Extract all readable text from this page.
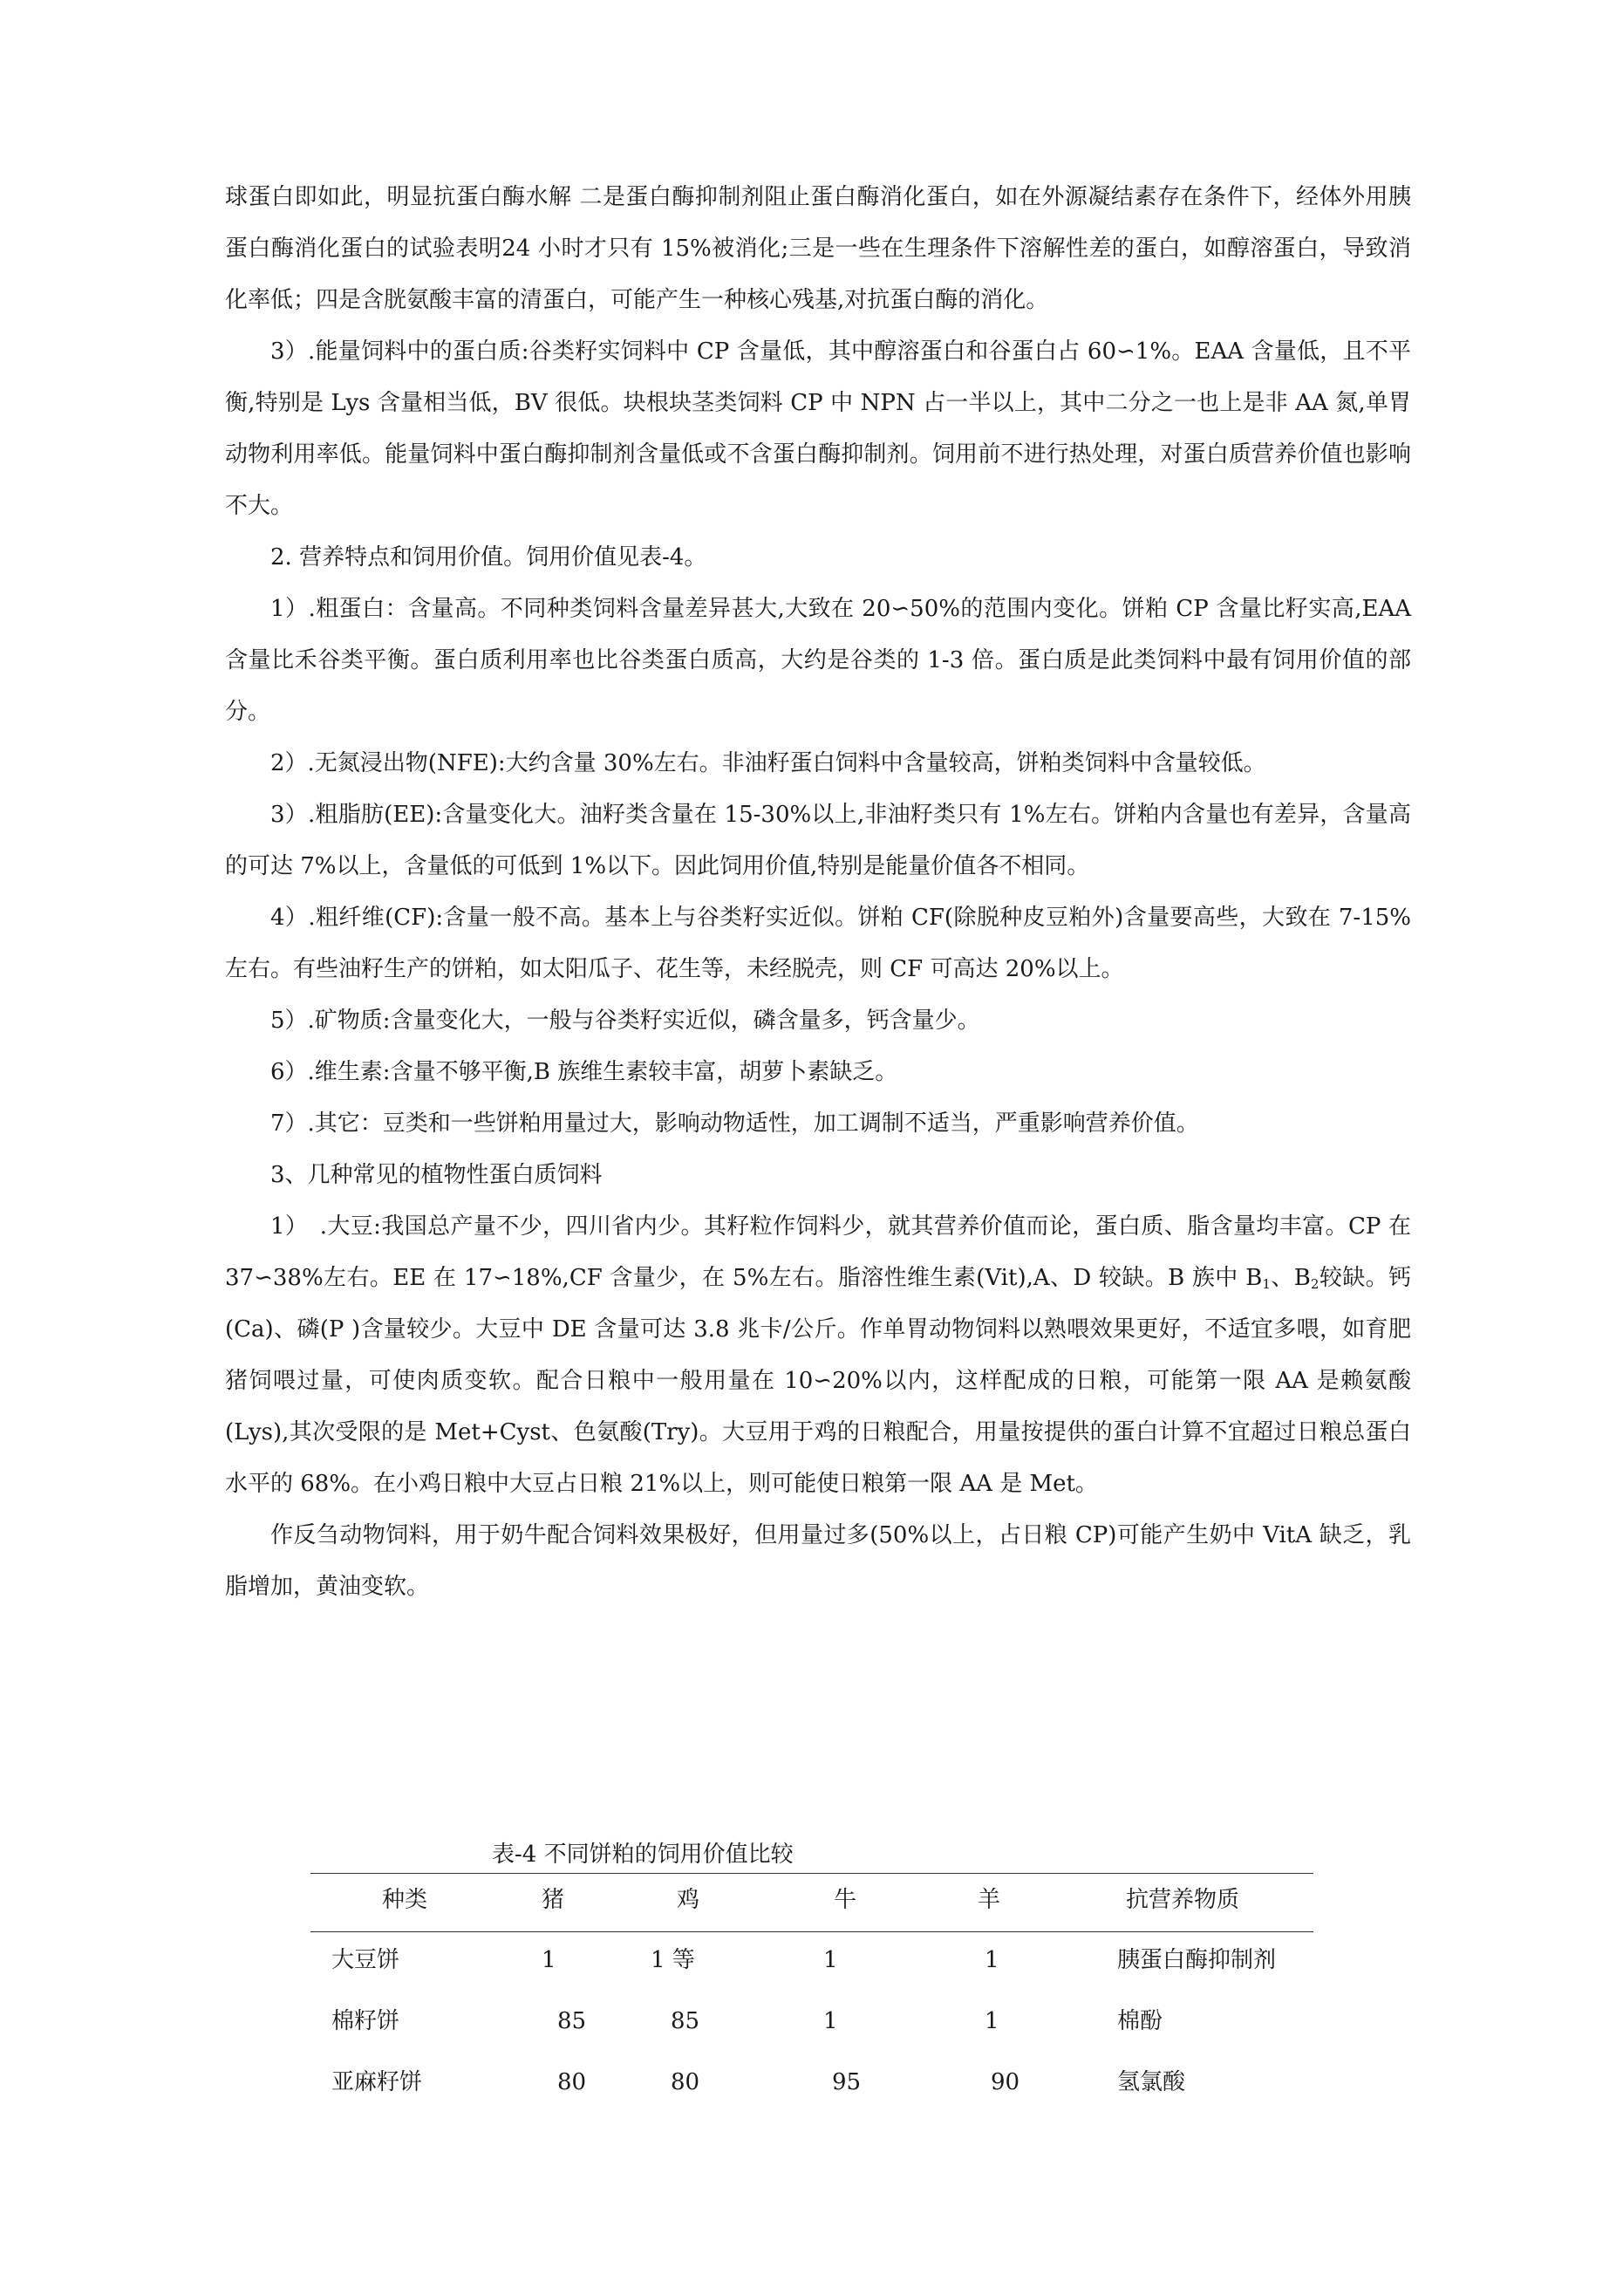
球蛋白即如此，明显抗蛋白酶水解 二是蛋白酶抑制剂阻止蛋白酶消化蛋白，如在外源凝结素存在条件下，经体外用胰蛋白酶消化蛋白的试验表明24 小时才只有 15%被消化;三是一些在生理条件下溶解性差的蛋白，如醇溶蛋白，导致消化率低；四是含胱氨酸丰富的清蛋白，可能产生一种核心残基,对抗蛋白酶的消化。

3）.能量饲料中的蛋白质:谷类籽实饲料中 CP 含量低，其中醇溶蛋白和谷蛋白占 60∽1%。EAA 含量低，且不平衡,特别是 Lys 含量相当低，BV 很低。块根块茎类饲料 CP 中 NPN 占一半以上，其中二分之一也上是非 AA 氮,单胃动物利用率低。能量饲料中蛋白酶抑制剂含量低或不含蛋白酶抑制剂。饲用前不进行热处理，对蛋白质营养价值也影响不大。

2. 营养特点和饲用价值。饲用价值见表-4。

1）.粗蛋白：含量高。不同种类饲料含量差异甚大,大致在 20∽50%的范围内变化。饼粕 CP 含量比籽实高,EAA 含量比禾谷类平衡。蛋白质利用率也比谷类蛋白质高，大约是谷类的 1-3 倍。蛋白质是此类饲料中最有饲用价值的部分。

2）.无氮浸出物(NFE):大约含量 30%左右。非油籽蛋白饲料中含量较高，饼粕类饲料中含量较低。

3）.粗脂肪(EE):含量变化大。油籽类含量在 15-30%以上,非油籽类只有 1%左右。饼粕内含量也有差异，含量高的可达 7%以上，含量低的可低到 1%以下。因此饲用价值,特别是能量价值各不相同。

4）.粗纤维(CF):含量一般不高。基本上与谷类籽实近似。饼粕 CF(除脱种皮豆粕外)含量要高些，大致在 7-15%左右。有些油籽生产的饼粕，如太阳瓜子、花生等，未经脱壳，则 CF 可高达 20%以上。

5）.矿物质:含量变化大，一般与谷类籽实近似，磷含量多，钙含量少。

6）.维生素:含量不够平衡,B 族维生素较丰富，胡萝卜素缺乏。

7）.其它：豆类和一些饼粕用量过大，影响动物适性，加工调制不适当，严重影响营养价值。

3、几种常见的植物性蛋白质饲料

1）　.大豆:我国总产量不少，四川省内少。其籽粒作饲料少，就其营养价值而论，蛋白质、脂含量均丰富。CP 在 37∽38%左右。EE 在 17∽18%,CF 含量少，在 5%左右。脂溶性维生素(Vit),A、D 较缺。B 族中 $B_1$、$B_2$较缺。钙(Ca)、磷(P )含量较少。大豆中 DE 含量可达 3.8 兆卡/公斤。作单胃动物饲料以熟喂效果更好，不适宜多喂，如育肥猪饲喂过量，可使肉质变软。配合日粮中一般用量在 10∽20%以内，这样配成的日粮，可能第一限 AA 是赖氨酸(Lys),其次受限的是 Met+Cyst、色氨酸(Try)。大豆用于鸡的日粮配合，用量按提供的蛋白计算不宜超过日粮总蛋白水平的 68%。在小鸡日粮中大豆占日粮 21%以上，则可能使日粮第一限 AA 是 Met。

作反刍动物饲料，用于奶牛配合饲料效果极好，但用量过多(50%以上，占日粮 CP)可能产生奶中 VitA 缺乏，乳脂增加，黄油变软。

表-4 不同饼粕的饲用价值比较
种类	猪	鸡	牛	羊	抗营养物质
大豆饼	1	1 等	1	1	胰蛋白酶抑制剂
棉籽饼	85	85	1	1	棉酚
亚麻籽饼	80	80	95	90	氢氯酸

################

● GOAL
Transcribe the records verbatim and omit the images.

● PROBLEM SOLUTION
Extract all readable text from this page.
球蛋白即如此，明显抗蛋白酶水解 二是蛋白酶抑制剂阻止蛋白酶消化蛋白，如在外源凝结素存在条件下，经体外用胰蛋白酶消化蛋白的试验表明24 小时才只有 15%被消化;三是一些在生理条件下溶解性差的蛋白，如醇溶蛋白，导致消化率低；四是含胱氨酸丰富的清蛋白，可能产生一种核心残基,对抗蛋白酶的消化。

3）.能量饲料中的蛋白质:谷类籽实饲料中 CP 含量低，其中醇溶蛋白和谷蛋白占 60∽1%。EAA 含量低，且不平衡,特别是 Lys 含量相当低，BV 很低。块根块茎类饲料 CP 中 NPN 占一半以上，其中二分之一也上是非 AA 氮,单胃动物利用率低。能量饲料中蛋白酶抑制剂含量低或不含蛋白酶抑制剂。饲用前不进行热处理，对蛋白质营养价值也影响不大。

2. 营养特点和饲用价值。饲用价值见表-4。

1）.粗蛋白：含量高。不同种类饲料含量差异甚大,大致在 20∽50%的范围内变化。饼粕 CP 含量比籽实高,EAA 含量比禾谷类平衡。蛋白质利用率也比谷类蛋白质高，大约是谷类的 1-3 倍。蛋白质是此类饲料中最有饲用价值的部分。

2）.无氮浸出物(NFE):大约含量 30%左右。非油籽蛋白饲料中含量较高，饼粕类饲料中含量较低。

3）.粗脂肪(EE):含量变化大。油籽类含量在 15-30%以上,非油籽类只有 1%左右。饼粕内含量也有差异，含量高的可达 7%以上，含量低的可低到 1%以下。因此饲用价值,特别是能量价值各不相同。

4）.粗纤维(CF):含量一般不高。基本上与谷类籽实近似。饼粕 CF(除脱种皮豆粕外)含量要高些，大致在 7-15%左右。有些油籽生产的饼粕，如太阳瓜子、花生等，未经脱壳，则 CF 可高达 20%以上。

5）.矿物质:含量变化大，一般与谷类籽实近似，磷含量多，钙含量少。

6）.维生素:含量不够平衡,B 族维生素较丰富，胡萝卜素缺乏。

7）.其它：豆类和一些饼粕用量过大，影响动物适性，加工调制不适当，严重影响营养价值。

3、几种常见的植物性蛋白质饲料

1）　.大豆:我国总产量不少，四川省内少。其籽粒作饲料少，就其营养价值而论，蛋白质、脂含量均丰富。CP 在 37∽38%左右。EE 在 17∽18%,CF 含量少，在 5%左右。脂溶性维生素(Vit),A、D 较缺。B 族中 $B_1$、$B_2$较缺。钙(Ca)、磷(P )含量较少。大豆中 DE 含量可达 3.8 兆卡/公斤。作单胃动物饲料以熟喂效果更好，不适宜多喂，如育肥猪饲喂过量，可使肉质变软。配合日粮中一般用量在 10∽20%以内，这样配成的日粮，可能第一限 AA 是赖氨酸(Lys),其次受限的是 Met+Cyst、色氨酸(Try)。大豆用于鸡的日粮配合，用量按提供的蛋白计算不宜超过日粮总蛋白水平的 68%。在小鸡日粮中大豆占日粮 21%以上，则可能使日粮第一限 AA 是 Met。

作反刍动物饲料，用于奶牛配合饲料效果极好，但用量过多(50%以上，占日粮 CP)可能产生奶中 VitA 缺乏，乳脂增加，黄油变软。

表-4 不同饼粕的饲用价值比较
种类	猪	鸡	牛	羊	抗营养物质
大豆饼	1	1 等	1	1	胰蛋白酶抑制剂
棉籽饼	85	85	1	1	棉酚
亚麻籽饼	80	80	95	90	氢氯酸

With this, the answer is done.